_TASK TO COMPLETE_: Read through the entries below and return each line with the word "TradingView".

_MATERIAL_:
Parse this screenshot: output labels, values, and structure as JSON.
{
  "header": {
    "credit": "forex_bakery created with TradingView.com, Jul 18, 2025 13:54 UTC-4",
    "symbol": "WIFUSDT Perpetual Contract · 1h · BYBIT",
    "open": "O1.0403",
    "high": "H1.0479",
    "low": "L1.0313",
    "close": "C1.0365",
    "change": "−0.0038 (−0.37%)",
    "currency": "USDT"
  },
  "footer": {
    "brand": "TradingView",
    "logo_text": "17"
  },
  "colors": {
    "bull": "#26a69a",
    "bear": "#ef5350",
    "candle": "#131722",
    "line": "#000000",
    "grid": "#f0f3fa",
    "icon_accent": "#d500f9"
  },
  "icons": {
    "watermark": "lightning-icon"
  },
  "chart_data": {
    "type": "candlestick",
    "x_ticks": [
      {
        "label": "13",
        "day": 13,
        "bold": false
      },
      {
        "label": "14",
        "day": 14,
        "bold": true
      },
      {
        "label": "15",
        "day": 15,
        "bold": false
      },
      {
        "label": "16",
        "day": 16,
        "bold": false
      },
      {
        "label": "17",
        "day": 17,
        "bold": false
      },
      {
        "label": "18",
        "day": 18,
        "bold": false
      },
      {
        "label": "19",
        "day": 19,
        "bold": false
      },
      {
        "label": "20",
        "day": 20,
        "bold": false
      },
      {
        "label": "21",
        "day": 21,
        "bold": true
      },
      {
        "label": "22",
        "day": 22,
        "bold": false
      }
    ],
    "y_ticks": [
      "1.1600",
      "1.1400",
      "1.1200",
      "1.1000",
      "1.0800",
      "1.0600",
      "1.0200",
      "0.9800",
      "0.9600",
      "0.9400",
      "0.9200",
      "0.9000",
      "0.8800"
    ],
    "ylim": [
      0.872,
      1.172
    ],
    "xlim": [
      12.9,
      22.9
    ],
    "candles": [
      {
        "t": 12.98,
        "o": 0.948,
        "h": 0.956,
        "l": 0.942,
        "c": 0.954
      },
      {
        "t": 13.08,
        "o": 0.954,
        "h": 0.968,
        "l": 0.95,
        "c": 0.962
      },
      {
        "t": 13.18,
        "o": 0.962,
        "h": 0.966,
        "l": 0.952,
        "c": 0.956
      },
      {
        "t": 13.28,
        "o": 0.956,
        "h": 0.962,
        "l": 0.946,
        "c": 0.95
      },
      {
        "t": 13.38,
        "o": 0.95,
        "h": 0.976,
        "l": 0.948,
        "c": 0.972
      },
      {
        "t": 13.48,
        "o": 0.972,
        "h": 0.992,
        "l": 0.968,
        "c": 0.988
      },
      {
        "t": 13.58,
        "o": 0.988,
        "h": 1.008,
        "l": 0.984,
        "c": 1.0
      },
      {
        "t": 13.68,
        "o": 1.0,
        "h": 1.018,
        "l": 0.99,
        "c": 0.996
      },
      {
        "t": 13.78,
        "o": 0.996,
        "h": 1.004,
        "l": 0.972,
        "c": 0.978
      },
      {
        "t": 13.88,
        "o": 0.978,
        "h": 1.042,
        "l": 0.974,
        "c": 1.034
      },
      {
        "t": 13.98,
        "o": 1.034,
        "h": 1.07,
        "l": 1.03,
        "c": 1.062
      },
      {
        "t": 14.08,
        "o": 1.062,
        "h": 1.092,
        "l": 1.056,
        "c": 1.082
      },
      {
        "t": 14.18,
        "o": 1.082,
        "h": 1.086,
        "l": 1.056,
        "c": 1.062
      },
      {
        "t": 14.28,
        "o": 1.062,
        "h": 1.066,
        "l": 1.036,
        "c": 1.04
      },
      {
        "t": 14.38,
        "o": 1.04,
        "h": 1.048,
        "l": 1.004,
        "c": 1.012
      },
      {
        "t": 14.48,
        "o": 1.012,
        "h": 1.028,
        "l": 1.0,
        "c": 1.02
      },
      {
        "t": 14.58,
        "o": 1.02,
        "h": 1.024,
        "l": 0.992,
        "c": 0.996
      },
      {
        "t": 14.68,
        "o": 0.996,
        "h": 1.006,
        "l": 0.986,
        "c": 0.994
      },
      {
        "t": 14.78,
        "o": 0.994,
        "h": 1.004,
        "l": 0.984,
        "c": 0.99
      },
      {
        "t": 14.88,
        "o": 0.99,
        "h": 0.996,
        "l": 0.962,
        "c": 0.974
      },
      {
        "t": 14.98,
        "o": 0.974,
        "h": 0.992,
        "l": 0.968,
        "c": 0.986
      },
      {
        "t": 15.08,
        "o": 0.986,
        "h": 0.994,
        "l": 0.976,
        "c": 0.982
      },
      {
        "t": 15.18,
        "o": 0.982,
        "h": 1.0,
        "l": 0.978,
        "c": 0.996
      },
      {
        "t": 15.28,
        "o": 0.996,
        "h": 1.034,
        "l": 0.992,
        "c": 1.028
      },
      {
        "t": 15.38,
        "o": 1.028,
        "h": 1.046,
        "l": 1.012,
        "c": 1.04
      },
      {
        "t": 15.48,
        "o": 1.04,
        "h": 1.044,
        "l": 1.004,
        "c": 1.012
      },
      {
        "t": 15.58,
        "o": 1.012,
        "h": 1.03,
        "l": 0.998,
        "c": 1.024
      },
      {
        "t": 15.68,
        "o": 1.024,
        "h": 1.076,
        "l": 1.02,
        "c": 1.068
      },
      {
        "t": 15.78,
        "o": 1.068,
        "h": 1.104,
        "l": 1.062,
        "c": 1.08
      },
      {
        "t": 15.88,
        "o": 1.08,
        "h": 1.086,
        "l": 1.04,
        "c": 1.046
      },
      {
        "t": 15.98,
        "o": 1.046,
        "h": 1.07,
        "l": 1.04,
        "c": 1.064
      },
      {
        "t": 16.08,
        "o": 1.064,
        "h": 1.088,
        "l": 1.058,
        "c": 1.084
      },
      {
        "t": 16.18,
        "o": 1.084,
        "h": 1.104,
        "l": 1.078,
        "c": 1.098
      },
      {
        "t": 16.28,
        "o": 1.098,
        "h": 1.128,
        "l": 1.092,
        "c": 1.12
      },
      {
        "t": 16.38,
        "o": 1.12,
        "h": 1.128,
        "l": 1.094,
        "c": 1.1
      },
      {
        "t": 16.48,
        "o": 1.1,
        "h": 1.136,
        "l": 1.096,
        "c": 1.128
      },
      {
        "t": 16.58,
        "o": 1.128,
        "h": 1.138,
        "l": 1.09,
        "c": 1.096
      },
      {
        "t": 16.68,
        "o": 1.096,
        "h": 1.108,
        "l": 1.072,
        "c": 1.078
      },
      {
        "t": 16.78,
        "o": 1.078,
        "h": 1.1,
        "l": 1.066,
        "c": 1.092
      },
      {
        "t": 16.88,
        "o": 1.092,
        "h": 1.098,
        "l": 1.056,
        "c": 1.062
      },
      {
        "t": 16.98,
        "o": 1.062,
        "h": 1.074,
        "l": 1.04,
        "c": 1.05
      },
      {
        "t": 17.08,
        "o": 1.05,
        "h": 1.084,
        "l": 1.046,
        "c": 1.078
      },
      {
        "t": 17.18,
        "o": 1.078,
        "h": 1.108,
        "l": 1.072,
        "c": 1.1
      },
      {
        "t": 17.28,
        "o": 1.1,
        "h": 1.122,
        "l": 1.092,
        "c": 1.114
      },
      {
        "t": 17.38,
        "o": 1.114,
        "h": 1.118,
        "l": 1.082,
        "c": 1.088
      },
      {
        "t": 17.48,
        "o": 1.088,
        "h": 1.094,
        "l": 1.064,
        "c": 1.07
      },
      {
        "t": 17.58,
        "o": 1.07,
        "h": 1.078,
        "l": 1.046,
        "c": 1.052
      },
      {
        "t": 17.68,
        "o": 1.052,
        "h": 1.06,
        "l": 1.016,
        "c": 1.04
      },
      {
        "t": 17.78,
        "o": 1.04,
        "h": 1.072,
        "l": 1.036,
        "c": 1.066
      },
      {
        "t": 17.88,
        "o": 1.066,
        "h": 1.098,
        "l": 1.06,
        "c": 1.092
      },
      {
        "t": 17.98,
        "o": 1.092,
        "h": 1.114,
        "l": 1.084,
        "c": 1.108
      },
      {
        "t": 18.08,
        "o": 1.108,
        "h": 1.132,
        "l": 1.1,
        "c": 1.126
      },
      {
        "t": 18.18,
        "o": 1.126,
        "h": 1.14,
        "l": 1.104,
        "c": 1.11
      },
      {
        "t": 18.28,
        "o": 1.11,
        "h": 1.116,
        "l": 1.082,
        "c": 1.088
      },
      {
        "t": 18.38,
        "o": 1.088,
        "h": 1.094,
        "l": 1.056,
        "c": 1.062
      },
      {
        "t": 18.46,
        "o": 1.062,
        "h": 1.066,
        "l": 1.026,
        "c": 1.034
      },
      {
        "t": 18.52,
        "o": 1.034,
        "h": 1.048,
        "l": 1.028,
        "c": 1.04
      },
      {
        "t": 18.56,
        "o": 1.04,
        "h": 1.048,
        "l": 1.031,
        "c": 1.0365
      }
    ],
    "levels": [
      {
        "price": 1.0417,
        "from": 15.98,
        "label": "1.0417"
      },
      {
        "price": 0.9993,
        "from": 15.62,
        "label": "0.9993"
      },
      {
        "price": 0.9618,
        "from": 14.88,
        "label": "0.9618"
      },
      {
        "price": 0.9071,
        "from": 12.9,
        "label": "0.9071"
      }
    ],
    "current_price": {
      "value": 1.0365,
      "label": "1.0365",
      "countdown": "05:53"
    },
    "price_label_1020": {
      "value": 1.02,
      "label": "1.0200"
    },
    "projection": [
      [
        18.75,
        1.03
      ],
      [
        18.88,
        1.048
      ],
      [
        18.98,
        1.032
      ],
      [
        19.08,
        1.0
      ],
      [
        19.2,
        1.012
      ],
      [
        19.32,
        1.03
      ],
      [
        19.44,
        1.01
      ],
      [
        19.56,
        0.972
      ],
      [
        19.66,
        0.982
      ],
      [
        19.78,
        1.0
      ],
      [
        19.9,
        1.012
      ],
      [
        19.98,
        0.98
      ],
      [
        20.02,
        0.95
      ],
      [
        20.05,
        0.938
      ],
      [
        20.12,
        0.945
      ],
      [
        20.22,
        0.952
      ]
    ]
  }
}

_RESULT_:
    "credit": "forex_bakery created with TradingView.com, Jul 18, 2025 13:54 UTC-4",
    "brand": "TradingView",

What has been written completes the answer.